--- Exercise task ---
All of the data needs to be repeated exactly.

--- Entries ---
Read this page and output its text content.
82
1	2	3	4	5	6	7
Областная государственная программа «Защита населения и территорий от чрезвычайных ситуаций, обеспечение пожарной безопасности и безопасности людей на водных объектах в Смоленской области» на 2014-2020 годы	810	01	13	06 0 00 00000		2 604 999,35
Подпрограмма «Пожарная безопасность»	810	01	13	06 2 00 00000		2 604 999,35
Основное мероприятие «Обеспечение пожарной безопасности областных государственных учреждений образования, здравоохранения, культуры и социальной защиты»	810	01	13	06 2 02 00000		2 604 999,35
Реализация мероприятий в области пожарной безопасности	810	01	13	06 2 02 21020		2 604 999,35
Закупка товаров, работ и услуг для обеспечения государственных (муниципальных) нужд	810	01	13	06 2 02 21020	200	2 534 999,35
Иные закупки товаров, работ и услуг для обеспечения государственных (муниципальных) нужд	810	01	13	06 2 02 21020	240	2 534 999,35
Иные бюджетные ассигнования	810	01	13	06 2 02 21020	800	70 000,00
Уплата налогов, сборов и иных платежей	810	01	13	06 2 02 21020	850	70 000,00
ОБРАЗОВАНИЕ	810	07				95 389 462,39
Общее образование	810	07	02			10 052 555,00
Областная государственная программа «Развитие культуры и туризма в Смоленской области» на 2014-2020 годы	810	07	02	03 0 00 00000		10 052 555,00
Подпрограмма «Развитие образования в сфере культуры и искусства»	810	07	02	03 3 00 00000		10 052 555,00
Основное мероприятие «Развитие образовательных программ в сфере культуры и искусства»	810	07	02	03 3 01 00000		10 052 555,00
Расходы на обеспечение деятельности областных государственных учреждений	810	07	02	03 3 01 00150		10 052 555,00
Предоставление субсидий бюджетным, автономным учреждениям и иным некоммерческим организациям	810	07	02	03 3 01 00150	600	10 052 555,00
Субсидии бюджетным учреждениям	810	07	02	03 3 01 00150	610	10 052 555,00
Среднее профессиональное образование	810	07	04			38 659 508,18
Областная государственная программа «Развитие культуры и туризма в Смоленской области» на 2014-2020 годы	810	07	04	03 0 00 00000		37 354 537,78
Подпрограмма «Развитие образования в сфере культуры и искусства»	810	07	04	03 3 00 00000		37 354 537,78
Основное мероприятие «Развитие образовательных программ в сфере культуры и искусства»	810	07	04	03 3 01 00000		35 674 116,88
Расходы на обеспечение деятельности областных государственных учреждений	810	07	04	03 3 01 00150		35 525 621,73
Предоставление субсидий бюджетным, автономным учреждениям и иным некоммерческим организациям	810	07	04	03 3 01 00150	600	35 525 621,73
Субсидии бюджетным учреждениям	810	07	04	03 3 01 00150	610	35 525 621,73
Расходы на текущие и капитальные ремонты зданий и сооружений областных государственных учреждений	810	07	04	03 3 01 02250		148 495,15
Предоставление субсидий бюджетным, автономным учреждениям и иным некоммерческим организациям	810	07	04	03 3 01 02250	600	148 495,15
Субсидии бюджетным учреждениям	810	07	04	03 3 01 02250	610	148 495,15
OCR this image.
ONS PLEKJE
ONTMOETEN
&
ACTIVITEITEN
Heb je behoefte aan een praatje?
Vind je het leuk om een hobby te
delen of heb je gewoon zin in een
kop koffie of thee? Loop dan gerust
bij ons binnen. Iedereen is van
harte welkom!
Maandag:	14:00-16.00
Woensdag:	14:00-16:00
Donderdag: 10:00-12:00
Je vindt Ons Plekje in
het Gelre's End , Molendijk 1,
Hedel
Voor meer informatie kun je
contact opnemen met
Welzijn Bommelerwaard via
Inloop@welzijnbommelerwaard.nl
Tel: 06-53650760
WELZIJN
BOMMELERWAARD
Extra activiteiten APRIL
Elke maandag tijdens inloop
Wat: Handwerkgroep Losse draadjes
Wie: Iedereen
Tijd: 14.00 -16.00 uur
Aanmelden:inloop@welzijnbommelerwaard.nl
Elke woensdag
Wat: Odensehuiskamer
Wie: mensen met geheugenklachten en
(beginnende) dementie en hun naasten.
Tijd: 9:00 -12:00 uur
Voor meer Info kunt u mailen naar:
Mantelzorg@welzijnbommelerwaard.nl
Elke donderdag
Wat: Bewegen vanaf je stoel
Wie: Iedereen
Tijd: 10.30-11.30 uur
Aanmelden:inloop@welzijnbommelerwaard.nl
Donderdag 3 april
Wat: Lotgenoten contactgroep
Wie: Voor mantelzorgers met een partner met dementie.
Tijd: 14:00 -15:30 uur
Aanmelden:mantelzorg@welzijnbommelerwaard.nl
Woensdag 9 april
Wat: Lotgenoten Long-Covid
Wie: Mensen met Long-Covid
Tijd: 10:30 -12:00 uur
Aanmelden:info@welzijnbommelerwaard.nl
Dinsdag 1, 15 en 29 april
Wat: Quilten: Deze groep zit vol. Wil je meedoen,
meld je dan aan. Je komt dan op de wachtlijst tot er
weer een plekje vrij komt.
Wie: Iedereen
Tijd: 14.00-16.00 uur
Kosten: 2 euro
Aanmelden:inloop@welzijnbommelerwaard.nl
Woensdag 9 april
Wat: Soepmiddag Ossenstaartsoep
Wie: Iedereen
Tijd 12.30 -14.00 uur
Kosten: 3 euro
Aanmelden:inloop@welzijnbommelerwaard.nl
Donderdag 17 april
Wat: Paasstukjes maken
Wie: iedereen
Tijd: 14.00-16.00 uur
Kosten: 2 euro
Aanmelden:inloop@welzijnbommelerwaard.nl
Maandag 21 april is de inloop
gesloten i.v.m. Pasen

--- Result of this task ---
Read this page and output its text content.
82
1	2	3	4	5	6	7
Областная государственная программа «Защита населения и территорий от чрезвычайных ситуаций, обеспечение пожарной безопасности и безопасности людей на водных объектах в Смоленской области» на 2014-2020 годы	810	01	13	06 0 00 00000		2 604 999,35
Подпрограмма «Пожарная безопасность»	810	01	13	06 2 00 00000		2 604 999,35
Основное мероприятие «Обеспечение пожарной безопасности областных государственных учреждений образования, здравоохранения, культуры и социальной защиты»	810	01	13	06 2 02 00000		2 604 999,35
Реализация мероприятий в области пожарной безопасности	810	01	13	06 2 02 21020		2 604 999,35
Закупка товаров, работ и услуг для обеспечения государственных (муниципальных) нужд	810	01	13	06 2 02 21020	200	2 534 999,35
Иные закупки товаров, работ и услуг для обеспечения государственных (муниципальных) нужд	810	01	13	06 2 02 21020	240	2 534 999,35
Иные бюджетные ассигнования	810	01	13	06 2 02 21020	800	70 000,00
Уплата налогов, сборов и иных платежей	810	01	13	06 2 02 21020	850	70 000,00
ОБРАЗОВАНИЕ	810	07				95 389 462,39
Общее образование	810	07	02			10 052 555,00
Областная государственная программа «Развитие культуры и туризма в Смоленской области» на 2014-2020 годы	810	07	02	03 0 00 00000		10 052 555,00
Подпрограмма «Развитие образования в сфере культуры и искусства»	810	07	02	03 3 00 00000		10 052 555,00
Основное мероприятие «Развитие образовательных программ в сфере культуры и искусства»	810	07	02	03 3 01 00000		10 052 555,00
Расходы на обеспечение деятельности областных государственных учреждений	810	07	02	03 3 01 00150		10 052 555,00
Предоставление субсидий бюджетным, автономным учреждениям и иным некоммерческим организациям	810	07	02	03 3 01 00150	600	10 052 555,00
Субсидии бюджетным учреждениям	810	07	02	03 3 01 00150	610	10 052 555,00
Среднее профессиональное образование	810	07	04			38 659 508,18
Областная государственная программа «Развитие культуры и туризма в Смоленской области» на 2014-2020 годы	810	07	04	03 0 00 00000		37 354 537,78
Подпрограмма «Развитие образования в сфере культуры и искусства»	810	07	04	03 3 00 00000		37 354 537,78
Основное мероприятие «Развитие образовательных программ в сфере культуры и искусства»	810	07	04	03 3 01 00000		35 674 116,88
Расходы на обеспечение деятельности областных государственных учреждений	810	07	04	03 3 01 00150		35 525 621,73
Предоставление субсидий бюджетным, автономным учреждениям и иным некоммерческим организациям	810	07	04	03 3 01 00150	600	35 525 621,73
Субсидии бюджетным учреждениям	810	07	04	03 3 01 00150	610	35 525 621,73
Расходы на текущие и капитальные ремонты зданий и сооружений областных государственных учреждений	810	07	04	03 3 01 02250		148 495,15
Предоставление субсидий бюджетным, автономным учреждениям и иным некоммерческим организациям	810	07	04	03 3 01 02250	600	148 495,15
Субсидии бюджетным учреждениям	810	07	04	03 3 01 02250	610	148 495,15
OCR this image.
ONS PLEKJE
ONTMOETEN
&
ACTIVITEITEN
Heb je behoefte aan een praatje?
Vind je het leuk om een hobby te
delen of heb je gewoon zin in een
kop koffie of thee? Loop dan gerust
bij ons binnen. Iedereen is van
harte welkom!
Maandag:	14:00-16.00
Woensdag:	14:00-16:00
Donderdag: 10:00-12:00
Je vindt Ons Plekje in
het Gelre's End , Molendijk 1,
Hedel
Voor meer informatie kun je
contact opnemen met
Welzijn Bommelerwaard via
Inloop@welzijnbommelerwaard.nl
Tel: 06-53650760
WELZIJN
BOMMELERWAARD
Extra activiteiten APRIL
Elke maandag tijdens inloop
Wat: Handwerkgroep Losse draadjes
Wie: Iedereen
Tijd: 14.00 -16.00 uur
Aanmelden:inloop@welzijnbommelerwaard.nl
Elke woensdag
Wat: Odensehuiskamer
Wie: mensen met geheugenklachten en
(beginnende) dementie en hun naasten.
Tijd: 9:00 -12:00 uur
Voor meer Info kunt u mailen naar:
Mantelzorg@welzijnbommelerwaard.nl
Elke donderdag
Wat: Bewegen vanaf je stoel
Wie: Iedereen
Tijd: 10.30-11.30 uur
Aanmelden:inloop@welzijnbommelerwaard.nl
Donderdag 3 april
Wat: Lotgenoten contactgroep
Wie: Voor mantelzorgers met een partner met dementie.
Tijd: 14:00 -15:30 uur
Aanmelden:mantelzorg@welzijnbommelerwaard.nl
Woensdag 9 april
Wat: Lotgenoten Long-Covid
Wie: Mensen met Long-Covid
Tijd: 10:30 -12:00 uur
Aanmelden:info@welzijnbommelerwaard.nl
Dinsdag 1, 15 en 29 april
Wat: Quilten: Deze groep zit vol. Wil je meedoen,
meld je dan aan. Je komt dan op de wachtlijst tot er
weer een plekje vrij komt.
Wie: Iedereen
Tijd: 14.00-16.00 uur
Kosten: 2 euro
Aanmelden:inloop@welzijnbommelerwaard.nl
Woensdag 9 april
Wat: Soepmiddag Ossenstaartsoep
Wie: Iedereen
Tijd 12.30 -14.00 uur
Kosten: 3 euro
Aanmelden:inloop@welzijnbommelerwaard.nl
Donderdag 17 april
Wat: Paasstukjes maken
Wie: iedereen
Tijd: 14.00-16.00 uur
Kosten: 2 euro
Aanmelden:inloop@welzijnbommelerwaard.nl
Maandag 21 april is de inloop
gesloten i.v.m. Pasen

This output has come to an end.